◆ Direction: Reproduce the items below verbatim, from their very first line through the line that contains "764, 1218, 798]", including that line.

◆ Items from a data source:
☆ ☆ ☆ ☆

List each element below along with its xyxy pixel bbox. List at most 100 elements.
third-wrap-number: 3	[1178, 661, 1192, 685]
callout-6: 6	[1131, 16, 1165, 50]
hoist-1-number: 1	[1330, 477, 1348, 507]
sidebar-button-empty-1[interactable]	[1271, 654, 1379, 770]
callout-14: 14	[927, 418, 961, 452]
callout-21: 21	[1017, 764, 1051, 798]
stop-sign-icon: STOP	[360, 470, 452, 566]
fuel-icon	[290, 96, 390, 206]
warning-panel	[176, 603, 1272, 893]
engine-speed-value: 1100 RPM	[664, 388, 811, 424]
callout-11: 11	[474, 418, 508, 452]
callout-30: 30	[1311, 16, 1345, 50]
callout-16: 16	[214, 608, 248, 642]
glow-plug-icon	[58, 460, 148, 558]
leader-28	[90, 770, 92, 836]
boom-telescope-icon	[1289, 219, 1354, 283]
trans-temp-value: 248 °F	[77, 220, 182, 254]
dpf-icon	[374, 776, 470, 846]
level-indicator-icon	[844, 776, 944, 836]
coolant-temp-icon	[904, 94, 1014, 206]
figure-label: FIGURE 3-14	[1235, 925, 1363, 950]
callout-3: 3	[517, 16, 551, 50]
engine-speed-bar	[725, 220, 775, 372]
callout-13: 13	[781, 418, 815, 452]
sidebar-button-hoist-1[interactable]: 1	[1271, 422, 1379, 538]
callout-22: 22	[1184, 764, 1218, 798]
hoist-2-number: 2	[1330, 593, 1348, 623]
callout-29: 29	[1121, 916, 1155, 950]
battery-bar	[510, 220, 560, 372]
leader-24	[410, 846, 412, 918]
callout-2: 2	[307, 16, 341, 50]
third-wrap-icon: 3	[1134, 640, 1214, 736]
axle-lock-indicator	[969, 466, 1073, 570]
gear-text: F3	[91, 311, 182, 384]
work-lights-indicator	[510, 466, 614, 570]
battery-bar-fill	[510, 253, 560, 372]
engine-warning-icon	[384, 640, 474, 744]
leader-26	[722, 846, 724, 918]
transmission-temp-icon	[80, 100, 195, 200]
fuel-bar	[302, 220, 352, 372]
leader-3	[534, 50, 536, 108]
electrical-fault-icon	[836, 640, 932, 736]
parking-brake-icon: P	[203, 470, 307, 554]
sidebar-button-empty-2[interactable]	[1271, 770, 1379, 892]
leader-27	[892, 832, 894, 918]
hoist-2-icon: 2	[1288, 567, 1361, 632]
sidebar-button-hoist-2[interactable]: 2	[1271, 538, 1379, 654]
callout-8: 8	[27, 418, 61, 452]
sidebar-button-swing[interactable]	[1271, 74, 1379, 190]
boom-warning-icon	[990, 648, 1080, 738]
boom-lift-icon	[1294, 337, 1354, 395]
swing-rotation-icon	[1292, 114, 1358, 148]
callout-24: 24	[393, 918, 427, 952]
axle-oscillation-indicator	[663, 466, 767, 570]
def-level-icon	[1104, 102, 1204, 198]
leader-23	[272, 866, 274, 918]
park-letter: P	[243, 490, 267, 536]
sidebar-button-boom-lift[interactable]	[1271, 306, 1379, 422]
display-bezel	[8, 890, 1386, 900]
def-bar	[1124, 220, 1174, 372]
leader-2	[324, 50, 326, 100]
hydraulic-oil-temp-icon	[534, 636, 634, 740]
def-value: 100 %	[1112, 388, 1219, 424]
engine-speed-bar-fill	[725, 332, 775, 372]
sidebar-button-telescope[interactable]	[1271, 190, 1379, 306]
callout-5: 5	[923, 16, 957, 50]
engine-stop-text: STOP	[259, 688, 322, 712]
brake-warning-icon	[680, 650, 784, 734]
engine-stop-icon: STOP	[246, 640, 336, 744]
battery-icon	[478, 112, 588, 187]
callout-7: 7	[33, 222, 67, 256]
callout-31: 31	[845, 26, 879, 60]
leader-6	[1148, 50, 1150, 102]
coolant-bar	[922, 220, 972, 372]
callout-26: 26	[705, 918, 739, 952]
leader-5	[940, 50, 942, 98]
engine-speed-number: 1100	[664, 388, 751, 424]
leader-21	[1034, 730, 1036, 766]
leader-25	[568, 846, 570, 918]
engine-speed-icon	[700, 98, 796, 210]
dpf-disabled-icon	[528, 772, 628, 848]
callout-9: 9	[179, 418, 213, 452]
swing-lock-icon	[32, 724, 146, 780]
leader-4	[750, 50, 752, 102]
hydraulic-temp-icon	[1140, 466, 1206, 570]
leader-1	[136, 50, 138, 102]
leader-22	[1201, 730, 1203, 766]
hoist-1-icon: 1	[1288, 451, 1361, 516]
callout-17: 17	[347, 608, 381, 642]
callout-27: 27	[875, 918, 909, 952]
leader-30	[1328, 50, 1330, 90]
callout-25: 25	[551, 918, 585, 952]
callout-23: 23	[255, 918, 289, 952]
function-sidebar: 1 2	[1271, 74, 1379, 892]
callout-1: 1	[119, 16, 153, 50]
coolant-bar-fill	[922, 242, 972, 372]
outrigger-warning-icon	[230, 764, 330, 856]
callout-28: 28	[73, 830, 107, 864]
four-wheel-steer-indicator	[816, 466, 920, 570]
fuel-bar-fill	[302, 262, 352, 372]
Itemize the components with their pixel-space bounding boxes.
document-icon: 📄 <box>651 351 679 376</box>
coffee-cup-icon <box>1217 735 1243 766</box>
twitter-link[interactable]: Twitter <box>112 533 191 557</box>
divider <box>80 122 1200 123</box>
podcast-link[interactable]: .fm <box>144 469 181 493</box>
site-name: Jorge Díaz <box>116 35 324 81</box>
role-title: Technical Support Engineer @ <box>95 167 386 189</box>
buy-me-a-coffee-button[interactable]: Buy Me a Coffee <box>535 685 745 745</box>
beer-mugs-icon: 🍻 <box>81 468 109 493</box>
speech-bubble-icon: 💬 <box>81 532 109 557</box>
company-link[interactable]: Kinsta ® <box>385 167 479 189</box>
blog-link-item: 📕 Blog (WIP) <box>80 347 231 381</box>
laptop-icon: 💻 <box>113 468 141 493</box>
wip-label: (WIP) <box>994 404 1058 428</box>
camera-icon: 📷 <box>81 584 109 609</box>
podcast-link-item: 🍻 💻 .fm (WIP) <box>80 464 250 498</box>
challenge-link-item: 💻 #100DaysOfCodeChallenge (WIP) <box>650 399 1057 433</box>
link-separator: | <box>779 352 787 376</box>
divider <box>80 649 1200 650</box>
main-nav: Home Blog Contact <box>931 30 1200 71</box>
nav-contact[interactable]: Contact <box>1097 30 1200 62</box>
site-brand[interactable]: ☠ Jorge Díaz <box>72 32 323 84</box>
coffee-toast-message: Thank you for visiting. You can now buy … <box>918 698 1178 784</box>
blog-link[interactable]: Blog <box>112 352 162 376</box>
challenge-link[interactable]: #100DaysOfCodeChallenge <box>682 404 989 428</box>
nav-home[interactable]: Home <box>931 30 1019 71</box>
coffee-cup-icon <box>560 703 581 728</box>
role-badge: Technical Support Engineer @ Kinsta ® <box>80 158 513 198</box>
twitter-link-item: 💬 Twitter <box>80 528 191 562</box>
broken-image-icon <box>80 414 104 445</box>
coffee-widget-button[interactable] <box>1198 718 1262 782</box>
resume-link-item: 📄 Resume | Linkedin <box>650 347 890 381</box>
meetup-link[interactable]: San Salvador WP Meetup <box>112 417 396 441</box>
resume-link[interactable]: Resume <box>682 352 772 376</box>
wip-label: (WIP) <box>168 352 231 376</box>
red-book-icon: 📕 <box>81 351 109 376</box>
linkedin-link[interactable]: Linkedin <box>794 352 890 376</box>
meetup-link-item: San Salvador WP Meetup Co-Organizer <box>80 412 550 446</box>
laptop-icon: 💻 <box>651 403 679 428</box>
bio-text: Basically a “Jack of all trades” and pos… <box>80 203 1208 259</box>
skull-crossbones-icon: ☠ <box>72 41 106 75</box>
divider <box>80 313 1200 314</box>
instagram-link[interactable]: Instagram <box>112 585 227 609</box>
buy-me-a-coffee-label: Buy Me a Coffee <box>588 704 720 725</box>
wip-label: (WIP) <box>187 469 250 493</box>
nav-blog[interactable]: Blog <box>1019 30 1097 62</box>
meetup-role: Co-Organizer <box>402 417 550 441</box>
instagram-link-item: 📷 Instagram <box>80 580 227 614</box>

☆ ☆ ☆ ☆

◆ Final result:
List each element below along with its xyxy pixel bbox. List at most 100 elements.
third-wrap-number: 3	[1178, 661, 1192, 685]
callout-6: 6	[1131, 16, 1165, 50]
hoist-1-number: 1	[1330, 477, 1348, 507]
sidebar-button-empty-1[interactable]	[1271, 654, 1379, 770]
callout-14: 14	[927, 418, 961, 452]
callout-21: 21	[1017, 764, 1051, 798]
stop-sign-icon: STOP	[360, 470, 452, 566]
fuel-icon	[290, 96, 390, 206]
warning-panel	[176, 603, 1272, 893]
engine-speed-value: 1100 RPM	[664, 388, 811, 424]
callout-11: 11	[474, 418, 508, 452]
callout-30: 30	[1311, 16, 1345, 50]
callout-16: 16	[214, 608, 248, 642]
glow-plug-icon	[58, 460, 148, 558]
leader-28	[90, 770, 92, 836]
boom-telescope-icon	[1289, 219, 1354, 283]
trans-temp-value: 248 °F	[77, 220, 182, 254]
dpf-icon	[374, 776, 470, 846]
level-indicator-icon	[844, 776, 944, 836]
coolant-temp-icon	[904, 94, 1014, 206]
figure-label: FIGURE 3-14	[1235, 925, 1363, 950]
callout-3: 3	[517, 16, 551, 50]
engine-speed-bar	[725, 220, 775, 372]
callout-13: 13	[781, 418, 815, 452]
sidebar-button-hoist-1[interactable]: 1	[1271, 422, 1379, 538]
callout-22: 22	[1184, 764, 1218, 798]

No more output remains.